**Data extracts**
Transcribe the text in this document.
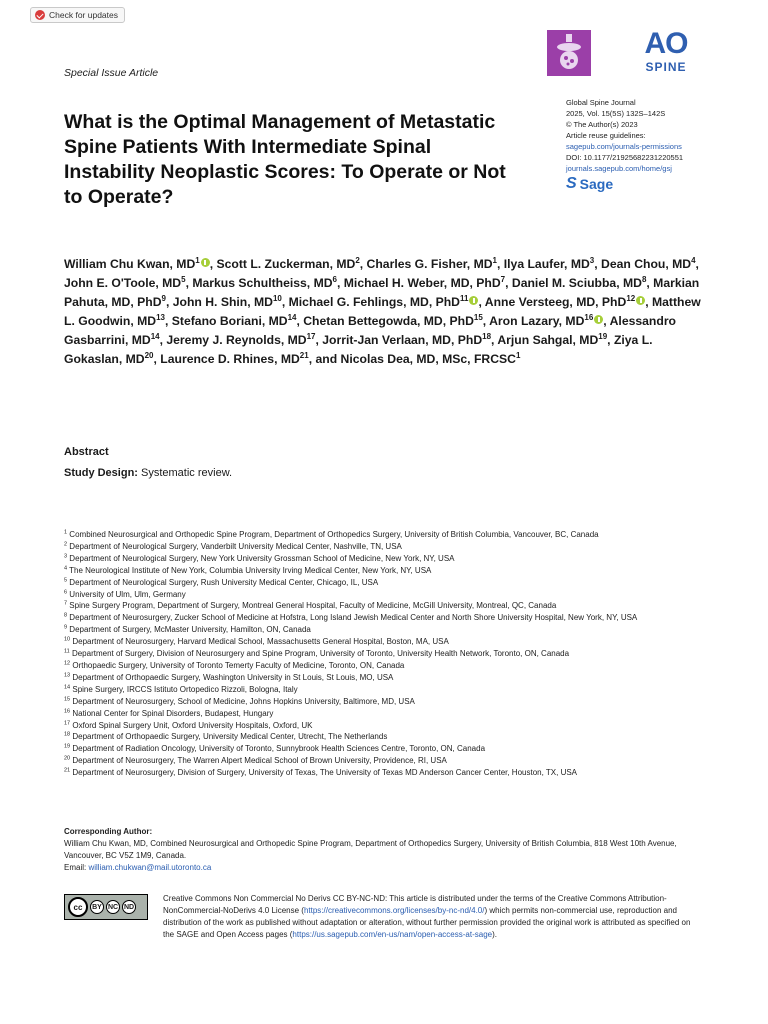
Check for updates
Special Issue Article
AO
SPINE
What is the Optimal Management of Metastatic Spine Patients With Intermediate Spinal Instability Neoplastic Scores: To Operate or Not to Operate?
Global Spine Journal
2025, Vol. 15(5S) 132S–142S
© The Author(s) 2023
Article reuse guidelines:
sagepub.com/journals-permissions
DOI: 10.1177/21925682231220551
journals.sagepub.com/home/gsj
S Sage
William Chu Kwan, $MD^1$ , Scott L. Zuckerman, $MD^2$, Charles G. Fisher, $MD^1$, Ilya Laufer, $MD^3$, Dean Chou, $MD^4$, John E. O'Toole, $MD^5$, Markus Schultheiss, $MD^6$, Michael H. Weber, MD, PhD$^7$, Daniel M. Sciubba, $MD^8$, Markian Pahuta, MD, PhD$^9$, John H. Shin, MD$^{10}$, Michael G. Fehlings, MD, PhD$^{11}$ , Anne Versteeg, MD, PhD$^{12}$ , Matthew L. Goodwin, MD$^{13}$, Stefano Boriani, MD$^{14}$, Chetan Bettegowda, MD, PhD$^{15}$, Aron Lazary, MD$^{16}$ , Alessandro Gasbarrini, MD$^{14}$, Jeremy J. Reynolds, MD$^{17}$, Jorrit-Jan Verlaan, MD, PhD$^{18}$, Arjun Sahgal, MD$^{19}$, Ziya L. Gokaslan, MD$^{20}$, Laurence D. Rhines, MD$^{21}$, and Nicolas Dea, MD, MSc, FRCSC$^1$
Abstract
Study Design: Systematic review.
$^1$ Combined Neurosurgical and Orthopedic Spine Program, Department of Orthopedics Surgery, University of British Columbia, Vancouver, BC, Canada
$^2$ Department of Neurological Surgery, Vanderbilt University Medical Center, Nashville, TN, USA
$^3$ Department of Neurological Surgery, New York University Grossman School of Medicine, New York, NY, USA
$^4$ The Neurological Institute of New York, Columbia University Irving Medical Center, New York, NY, USA
$^5$ Department of Neurological Surgery, Rush University Medical Center, Chicago, IL, USA
$^6$ University of Ulm, Ulm, Germany
$^7$ Spine Surgery Program, Department of Surgery, Montreal General Hospital, Faculty of Medicine, McGill University, Montreal, QC, Canada
$^8$ Department of Neurosurgery, Zucker School of Medicine at Hofstra, Long Island Jewish Medical Center and North Shore University Hospital, New York, NY, USA
$^9$ Department of Surgery, McMaster University, Hamilton, ON, Canada
$^{10}$ Department of Neurosurgery, Harvard Medical School, Massachusetts General Hospital, Boston, MA, USA
$^{11}$ Department of Surgery, Division of Neurosurgery and Spine Program, University of Toronto, University Health Network, Toronto, ON, Canada
$^{12}$ Orthopaedic Surgery, University of Toronto Temerty Faculty of Medicine, Toronto, ON, Canada
$^{13}$ Department of Orthopaedic Surgery, Washington University in St Louis, St Louis, MO, USA
$^{14}$ Spine Surgery, IRCCS Istituto Ortopedico Rizzoli, Bologna, Italy
$^{15}$ Department of Neurosurgery, School of Medicine, Johns Hopkins University, Baltimore, MD, USA
$^{16}$ National Center for Spinal Disorders, Budapest, Hungary
$^{17}$ Oxford Spinal Surgery Unit, Oxford University Hospitals, Oxford, UK
$^{18}$ Department of Orthopaedic Surgery, University Medical Center, Utrecht, The Netherlands
$^{19}$ Department of Radiation Oncology, University of Toronto, Sunnybrook Health Sciences Centre, Toronto, ON, Canada
$^{20}$ Department of Neurosurgery, The Warren Alpert Medical School of Brown University, Providence, RI, USA
$^{21}$ Department of Neurosurgery, Division of Surgery, University of Texas, The University of Texas MD Anderson Cancer Center, Houston, TX, USA
Corresponding Author:
William Chu Kwan, MD, Combined Neurosurgical and Orthopedic Spine Program, Department of Orthopedics Surgery, University of British Columbia, 818 West 10th Avenue, Vancouver, BC V5Z 1M9, Canada.
Email: william.chukwan@mail.utoronto.ca
cc	BY NC ND
Creative Commons Non Commercial No Derivs CC BY-NC-ND: This article is distributed under the terms of the Creative Commons Attribution-NonCommercial-NoDerivs 4.0 License (https://creativecommons.org/licenses/by-nc-nd/4.0/) which permits non-commercial use, reproduction and distribution of the work as published without adaptation or alteration, without further permission provided the original work is attributed as specified on the SAGE and Open Access pages (https://us.sagepub.com/en-us/nam/open-access-at-sage).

**How to complete this task**
In how many lines of the records does the string "General" occur? Answer with the number alone.

**Solution to the exercise**
2